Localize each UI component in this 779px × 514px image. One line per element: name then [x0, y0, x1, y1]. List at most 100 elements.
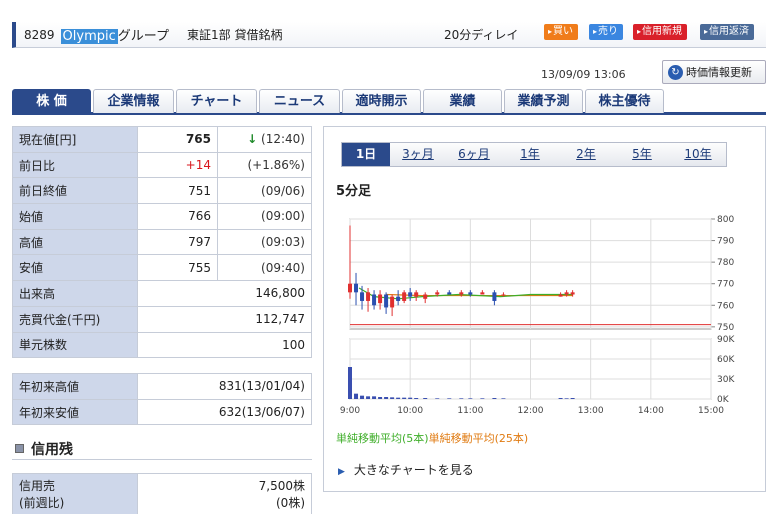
volume-bar	[480, 398, 485, 399]
stock-header: 8289 Olympic グループ 東証1部 貸借銘柄 20分ディレイ ▸買い ▸…	[12, 22, 766, 48]
candle-body	[408, 292, 413, 297]
volume-bar	[435, 398, 440, 399]
table-row: 始値 766 (09:00)	[12, 203, 312, 230]
volume-tick-label: 60K	[717, 355, 735, 365]
large-chart-link-label: 大きなチャートを見る	[353, 463, 474, 477]
table-row: 年初来高値 831(13/01/04)	[12, 373, 312, 400]
table-row: 前日終値 751 (09/06)	[12, 177, 312, 205]
margin-repay-button[interactable]: ▸信用返済	[700, 24, 755, 40]
time-tick-label: 13:00	[578, 406, 604, 416]
tab-shareholder-benefits[interactable]: 株主優待	[585, 89, 664, 113]
table-row: 現在値[円] 765 ↓ (12:40)	[12, 126, 312, 153]
change-percent: (+1.86%)	[217, 151, 312, 179]
yearly-low-value: 632(13/06/07)	[137, 398, 312, 426]
prev-close-date: (09/06)	[217, 177, 312, 205]
tab-earnings-forecast[interactable]: 業績予測	[504, 89, 583, 113]
volume-bar	[372, 396, 377, 399]
period-tab-2y[interactable]: 2年	[558, 143, 614, 166]
low-value: 755	[137, 254, 218, 282]
candle-body	[480, 292, 485, 295]
stock-name: Olympic グループ	[60, 25, 169, 44]
sell-button[interactable]: ▸売り	[589, 24, 624, 40]
volume-bar	[564, 398, 569, 399]
credit-section-title: 信用残	[12, 438, 312, 460]
table-row: 前日比 +14 (+1.86%)	[12, 151, 312, 179]
candle-body	[402, 292, 407, 301]
time-tick-label: 9:00	[340, 406, 360, 416]
stock-name-highlight: Olympic	[60, 29, 118, 44]
current-price-time-cell: ↓ (12:40)	[217, 126, 312, 153]
open-time: (09:00)	[217, 203, 312, 230]
table-row: 安値 755 (09:40)	[12, 254, 312, 282]
candle-body	[570, 292, 575, 295]
turnover-value: 112,747	[137, 305, 312, 333]
stock-code: 8289	[24, 27, 55, 42]
candle-body	[384, 294, 389, 308]
candle-body	[501, 294, 506, 296]
chart-period-tabs: 1日 3ヶ月 6ヶ月 1年 2年 5年 10年	[341, 142, 727, 167]
period-tab-5y[interactable]: 5年	[614, 143, 670, 166]
current-price-time: (12:40)	[261, 132, 305, 147]
tab-disclosure[interactable]: 適時開示	[342, 89, 421, 113]
high-label: 高値	[12, 228, 138, 256]
prev-close-label: 前日終値	[12, 177, 138, 205]
price-tick-label: 800	[717, 215, 734, 225]
tab-stock-price[interactable]: 株 価	[12, 89, 91, 113]
tab-chart[interactable]: チャート	[176, 89, 257, 113]
arrow-right-icon: ▸	[637, 27, 642, 36]
refresh-quote-label: 時価情報更新	[686, 66, 752, 79]
volume-bar	[414, 398, 419, 399]
chart-legend: 単純移動平均(5本)単純移動平均(25本)	[336, 430, 528, 446]
yearly-range-table: 年初来高値 831(13/01/04) 年初来安値 632(13/06/07)	[12, 373, 312, 426]
time-tick-label: 12:00	[518, 406, 544, 416]
volume-bar	[558, 398, 563, 399]
yearly-high-label: 年初来高値	[12, 373, 138, 400]
volume-value: 146,800	[137, 280, 312, 307]
tab-news[interactable]: ニュース	[259, 89, 340, 113]
quote-timestamp: 13/09/09 13:06	[541, 68, 626, 81]
volume-tick-label: 30K	[717, 375, 735, 385]
table-row: 売買代金(千円) 112,747	[12, 305, 312, 333]
tab-company-info[interactable]: 企業情報	[93, 89, 174, 113]
credit-sell-value-cell: 7,500株 (0株)	[137, 473, 312, 514]
table-row: 出来高 146,800	[12, 280, 312, 307]
volume-label: 出来高	[12, 280, 138, 307]
volume-bar	[501, 398, 506, 399]
period-tab-1y[interactable]: 1年	[502, 143, 558, 166]
refresh-quote-button[interactable]: ↻ 時価情報更新	[662, 60, 766, 84]
candle-body	[492, 292, 497, 301]
large-chart-link[interactable]: ▶ 大きなチャートを見る	[338, 461, 474, 478]
unit-shares-value: 100	[137, 331, 312, 359]
period-tab-6m[interactable]: 6ヶ月	[446, 143, 502, 166]
volume-bar	[468, 398, 473, 399]
candle-body	[423, 294, 428, 299]
price-tick-label: 760	[717, 301, 734, 311]
candle-body	[348, 283, 352, 293]
candle-body	[435, 292, 440, 295]
candle-body	[396, 296, 401, 301]
volume-bar	[570, 398, 575, 399]
period-tab-1d[interactable]: 1日	[342, 143, 390, 166]
candle-body	[468, 292, 473, 295]
refresh-icon: ↻	[668, 64, 683, 80]
candle-body	[354, 283, 359, 293]
period-tab-10y[interactable]: 10年	[670, 143, 726, 166]
candle-body	[372, 294, 377, 306]
margin-new-button-label: 信用新規	[642, 26, 683, 37]
candle-body	[558, 294, 563, 297]
volume-bar	[492, 398, 497, 399]
candle-body	[447, 292, 452, 295]
chart-panel: 1日 3ヶ月 6ヶ月 1年 2年 5年 10年 5分足 800 790 780 770…	[323, 126, 766, 492]
price-tick-label: 770	[717, 280, 734, 290]
table-row: 高値 797 (09:03)	[12, 228, 312, 256]
candle-body	[366, 292, 371, 301]
tab-earnings[interactable]: 業績	[423, 89, 502, 113]
change-label: 前日比	[12, 151, 138, 179]
period-tab-3m[interactable]: 3ヶ月	[390, 143, 446, 166]
triangle-right-icon: ▶	[338, 467, 345, 477]
margin-new-button[interactable]: ▸信用新規	[633, 24, 688, 40]
buy-button[interactable]: ▸買い	[544, 24, 579, 40]
legend-ma25: 単純移動平均(25本)	[428, 432, 529, 445]
buy-button-label: 買い	[553, 26, 574, 37]
low-time: (09:40)	[217, 254, 312, 282]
• • • • • • •
Return every item above line for line with no changes, and leave the pictures out of your answer.

### WRITTEN RESPONSE
Localize each UI component in this 779px × 514px image. One line per element: name then [x0, y0, x1, y1]. List at most 100 elements.
volume-bar	[480, 398, 485, 399]
stock-header: 8289 Olympic グループ 東証1部 貸借銘柄 20分ディレイ ▸買い ▸…	[12, 22, 766, 48]
candle-body	[408, 292, 413, 297]
volume-bar	[435, 398, 440, 399]
table-row: 始値 766 (09:00)	[12, 203, 312, 230]
volume-tick-label: 60K	[717, 355, 735, 365]
large-chart-link-label: 大きなチャートを見る	[353, 463, 474, 477]
table-row: 年初来高値 831(13/01/04)	[12, 373, 312, 400]
table-row: 前日終値 751 (09/06)	[12, 177, 312, 205]
margin-repay-button[interactable]: ▸信用返済	[700, 24, 755, 40]
time-tick-label: 13:00	[578, 406, 604, 416]
tab-shareholder-benefits[interactable]: 株主優待	[585, 89, 664, 113]
table-row: 現在値[円] 765 ↓ (12:40)	[12, 126, 312, 153]
change-percent: (+1.86%)	[217, 151, 312, 179]
yearly-low-value: 632(13/06/07)	[137, 398, 312, 426]
prev-close-date: (09/06)	[217, 177, 312, 205]
tab-earnings-forecast[interactable]: 業績予測	[504, 89, 583, 113]
volume-bar	[372, 396, 377, 399]
period-tab-2y[interactable]: 2年	[558, 143, 614, 166]
low-value: 755	[137, 254, 218, 282]
candle-body	[480, 292, 485, 295]
stock-name: Olympic グループ	[60, 25, 169, 44]
sell-button[interactable]: ▸売り	[589, 24, 624, 40]
volume-bar	[564, 398, 569, 399]
credit-section-title: 信用残	[12, 438, 312, 460]
table-row: 前日比 +14 (+1.86%)	[12, 151, 312, 179]
candle-body	[402, 292, 407, 301]
time-tick-label: 9:00	[340, 406, 360, 416]
stock-name-highlight: Olympic	[60, 29, 118, 44]
current-price-time-cell: ↓ (12:40)	[217, 126, 312, 153]
open-time: (09:00)	[217, 203, 312, 230]
table-row: 安値 755 (09:40)	[12, 254, 312, 282]
candle-body	[570, 292, 575, 295]
turnover-value: 112,747	[137, 305, 312, 333]
stock-code: 8289	[24, 27, 55, 42]
candle-body	[384, 294, 389, 308]
candle-body	[501, 294, 506, 296]
chart-period-tabs: 1日 3ヶ月 6ヶ月 1年 2年 5年 10年	[341, 142, 727, 167]
period-tab-5y[interactable]: 5年	[614, 143, 670, 166]
current-price-time: (12:40)	[261, 132, 305, 147]
tab-disclosure[interactable]: 適時開示	[342, 89, 421, 113]
high-label: 高値	[12, 228, 138, 256]
prev-close-label: 前日終値	[12, 177, 138, 205]
price-tick-label: 800	[717, 215, 734, 225]
tab-stock-price[interactable]: 株 価	[12, 89, 91, 113]
tab-chart[interactable]: チャート	[176, 89, 257, 113]
arrow-right-icon: ▸	[637, 27, 642, 36]
refresh-quote-label: 時価情報更新	[686, 66, 752, 79]
volume-bar	[414, 398, 419, 399]
chart-legend: 単純移動平均(5本)単純移動平均(25本)	[336, 430, 528, 446]
yearly-range-table: 年初来高値 831(13/01/04) 年初来安値 632(13/06/07)	[12, 373, 312, 426]
time-tick-label: 12:00	[518, 406, 544, 416]
volume-bar	[558, 398, 563, 399]
yearly-high-label: 年初来高値	[12, 373, 138, 400]
volume-value: 146,800	[137, 280, 312, 307]
tab-news[interactable]: ニュース	[259, 89, 340, 113]
quote-timestamp: 13/09/09 13:06	[541, 68, 626, 81]
volume-tick-label: 30K	[717, 375, 735, 385]
table-row: 売買代金(千円) 112,747	[12, 305, 312, 333]
tab-company-info[interactable]: 企業情報	[93, 89, 174, 113]
credit-sell-value-cell: 7,500株 (0株)	[137, 473, 312, 514]
table-row: 出来高 146,800	[12, 280, 312, 307]
volume-label: 出来高	[12, 280, 138, 307]
volume-bar	[501, 398, 506, 399]
period-tab-1y[interactable]: 1年	[502, 143, 558, 166]
refresh-quote-button[interactable]: ↻ 時価情報更新	[662, 60, 766, 84]
candle-body	[492, 292, 497, 301]
large-chart-link[interactable]: ▶ 大きなチャートを見る	[338, 461, 474, 478]
unit-shares-value: 100	[137, 331, 312, 359]
period-tab-6m[interactable]: 6ヶ月	[446, 143, 502, 166]
volume-bar	[468, 398, 473, 399]
candle-body	[423, 294, 428, 299]
price-tick-label: 760	[717, 301, 734, 311]
candle-body	[348, 283, 352, 293]
candle-body	[435, 292, 440, 295]
candle-body	[396, 296, 401, 301]
volume-bar	[570, 398, 575, 399]
period-tab-1d[interactable]: 1日	[342, 143, 390, 166]
candle-body	[468, 292, 473, 295]
refresh-icon: ↻	[668, 64, 683, 80]
candle-body	[354, 283, 359, 293]
period-tab-10y[interactable]: 10年	[670, 143, 726, 166]
candle-body	[372, 294, 377, 306]
margin-new-button-label: 信用新規	[642, 26, 683, 37]
candle-body	[558, 294, 563, 297]
volume-bar	[492, 398, 497, 399]
candle-body	[447, 292, 452, 295]
chart-panel: 1日 3ヶ月 6ヶ月 1年 2年 5年 10年 5分足 800 790 780 770…	[323, 126, 766, 492]
price-tick-label: 770	[717, 280, 734, 290]
table-row: 高値 797 (09:03)	[12, 228, 312, 256]
candle-body	[366, 292, 371, 301]
tab-earnings[interactable]: 業績	[423, 89, 502, 113]
change-label: 前日比	[12, 151, 138, 179]
period-tab-3m[interactable]: 3ヶ月	[390, 143, 446, 166]
triangle-right-icon: ▶	[338, 467, 345, 477]
margin-new-button[interactable]: ▸信用新規	[633, 24, 688, 40]
buy-button[interactable]: ▸買い	[544, 24, 579, 40]
legend-ma25: 単純移動平均(25本)	[428, 432, 529, 445]
buy-button-label: 買い	[553, 26, 574, 37]
low-time: (09:40)	[217, 254, 312, 282]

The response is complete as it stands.